**Exercise brief**
Locate each line in the entries below that contains the string "handle", with case counting, and copy every such line.
== == ==
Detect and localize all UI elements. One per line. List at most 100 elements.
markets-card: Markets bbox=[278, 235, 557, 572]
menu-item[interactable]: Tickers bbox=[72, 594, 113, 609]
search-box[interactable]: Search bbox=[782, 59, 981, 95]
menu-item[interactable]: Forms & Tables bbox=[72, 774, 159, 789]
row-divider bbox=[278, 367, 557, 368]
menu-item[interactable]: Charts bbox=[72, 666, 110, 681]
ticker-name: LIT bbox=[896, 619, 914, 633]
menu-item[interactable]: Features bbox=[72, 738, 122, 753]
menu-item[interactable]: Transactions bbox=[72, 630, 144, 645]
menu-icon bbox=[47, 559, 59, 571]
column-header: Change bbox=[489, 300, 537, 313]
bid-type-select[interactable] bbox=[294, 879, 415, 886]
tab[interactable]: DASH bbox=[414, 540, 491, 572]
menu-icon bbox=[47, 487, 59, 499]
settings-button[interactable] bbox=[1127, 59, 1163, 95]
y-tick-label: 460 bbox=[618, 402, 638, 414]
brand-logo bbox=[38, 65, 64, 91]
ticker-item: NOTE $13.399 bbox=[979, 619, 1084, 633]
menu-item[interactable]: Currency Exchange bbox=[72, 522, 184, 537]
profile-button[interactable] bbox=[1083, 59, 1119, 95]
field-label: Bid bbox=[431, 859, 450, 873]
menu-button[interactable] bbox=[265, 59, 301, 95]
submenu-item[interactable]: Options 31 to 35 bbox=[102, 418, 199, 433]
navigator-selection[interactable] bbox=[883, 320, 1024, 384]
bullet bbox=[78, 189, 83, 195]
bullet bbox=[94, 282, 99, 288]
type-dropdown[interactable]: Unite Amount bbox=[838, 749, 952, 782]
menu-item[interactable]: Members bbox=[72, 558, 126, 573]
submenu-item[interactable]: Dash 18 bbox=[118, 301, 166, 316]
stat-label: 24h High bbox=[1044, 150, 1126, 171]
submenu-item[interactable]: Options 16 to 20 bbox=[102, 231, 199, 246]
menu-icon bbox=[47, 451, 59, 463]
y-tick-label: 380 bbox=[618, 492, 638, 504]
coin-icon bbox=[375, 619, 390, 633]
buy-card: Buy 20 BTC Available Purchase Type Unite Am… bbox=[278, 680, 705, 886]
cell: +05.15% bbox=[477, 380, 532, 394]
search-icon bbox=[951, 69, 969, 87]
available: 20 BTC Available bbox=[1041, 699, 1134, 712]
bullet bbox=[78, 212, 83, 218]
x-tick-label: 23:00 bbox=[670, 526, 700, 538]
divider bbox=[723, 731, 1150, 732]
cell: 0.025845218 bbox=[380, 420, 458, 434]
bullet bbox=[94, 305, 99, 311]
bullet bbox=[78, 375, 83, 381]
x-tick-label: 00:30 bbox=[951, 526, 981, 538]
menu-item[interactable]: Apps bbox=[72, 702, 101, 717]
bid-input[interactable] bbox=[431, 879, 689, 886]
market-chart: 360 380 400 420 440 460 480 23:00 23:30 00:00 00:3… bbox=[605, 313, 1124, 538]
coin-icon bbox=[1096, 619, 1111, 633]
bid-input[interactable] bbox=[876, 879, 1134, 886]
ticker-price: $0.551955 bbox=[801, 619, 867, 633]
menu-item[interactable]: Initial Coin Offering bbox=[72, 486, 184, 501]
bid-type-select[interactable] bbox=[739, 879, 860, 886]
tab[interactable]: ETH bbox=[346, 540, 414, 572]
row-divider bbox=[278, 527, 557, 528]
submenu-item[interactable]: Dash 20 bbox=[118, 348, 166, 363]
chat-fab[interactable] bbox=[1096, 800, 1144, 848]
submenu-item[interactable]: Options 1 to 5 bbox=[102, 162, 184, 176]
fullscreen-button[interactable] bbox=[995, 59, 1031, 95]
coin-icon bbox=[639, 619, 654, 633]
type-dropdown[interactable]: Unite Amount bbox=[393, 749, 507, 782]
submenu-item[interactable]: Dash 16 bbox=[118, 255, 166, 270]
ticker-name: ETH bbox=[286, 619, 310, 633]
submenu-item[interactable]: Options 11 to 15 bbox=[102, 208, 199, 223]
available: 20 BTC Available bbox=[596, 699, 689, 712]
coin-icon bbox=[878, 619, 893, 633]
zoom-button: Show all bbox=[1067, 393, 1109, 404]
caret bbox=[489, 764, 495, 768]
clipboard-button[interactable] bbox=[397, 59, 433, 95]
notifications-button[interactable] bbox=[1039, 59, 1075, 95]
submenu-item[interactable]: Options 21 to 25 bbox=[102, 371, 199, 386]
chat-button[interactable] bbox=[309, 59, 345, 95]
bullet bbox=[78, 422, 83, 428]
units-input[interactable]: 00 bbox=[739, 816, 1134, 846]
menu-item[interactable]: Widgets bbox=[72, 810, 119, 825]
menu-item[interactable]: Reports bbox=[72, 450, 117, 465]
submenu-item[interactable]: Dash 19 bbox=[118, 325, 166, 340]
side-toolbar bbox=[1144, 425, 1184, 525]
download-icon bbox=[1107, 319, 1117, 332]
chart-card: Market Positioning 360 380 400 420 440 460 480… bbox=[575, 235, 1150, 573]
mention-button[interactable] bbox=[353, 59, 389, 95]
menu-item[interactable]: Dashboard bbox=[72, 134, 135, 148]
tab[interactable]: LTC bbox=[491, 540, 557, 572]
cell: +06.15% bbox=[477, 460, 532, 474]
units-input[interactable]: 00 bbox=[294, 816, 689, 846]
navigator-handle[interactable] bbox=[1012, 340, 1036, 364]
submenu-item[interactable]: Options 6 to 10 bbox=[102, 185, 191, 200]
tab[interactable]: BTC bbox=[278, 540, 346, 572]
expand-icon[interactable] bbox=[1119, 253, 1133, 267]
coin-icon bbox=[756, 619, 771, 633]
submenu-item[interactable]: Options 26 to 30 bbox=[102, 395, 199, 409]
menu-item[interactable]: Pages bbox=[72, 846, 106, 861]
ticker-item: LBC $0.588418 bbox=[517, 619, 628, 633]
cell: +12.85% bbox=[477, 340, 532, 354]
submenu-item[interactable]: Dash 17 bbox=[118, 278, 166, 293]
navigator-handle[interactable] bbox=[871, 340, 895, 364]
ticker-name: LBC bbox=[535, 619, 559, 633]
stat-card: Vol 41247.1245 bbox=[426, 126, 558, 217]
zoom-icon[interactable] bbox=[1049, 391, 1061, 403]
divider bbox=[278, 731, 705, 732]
== == ==
**Final answer**
navigator-handle[interactable] bbox=[1012, 340, 1036, 364]
navigator-handle[interactable] bbox=[871, 340, 895, 364]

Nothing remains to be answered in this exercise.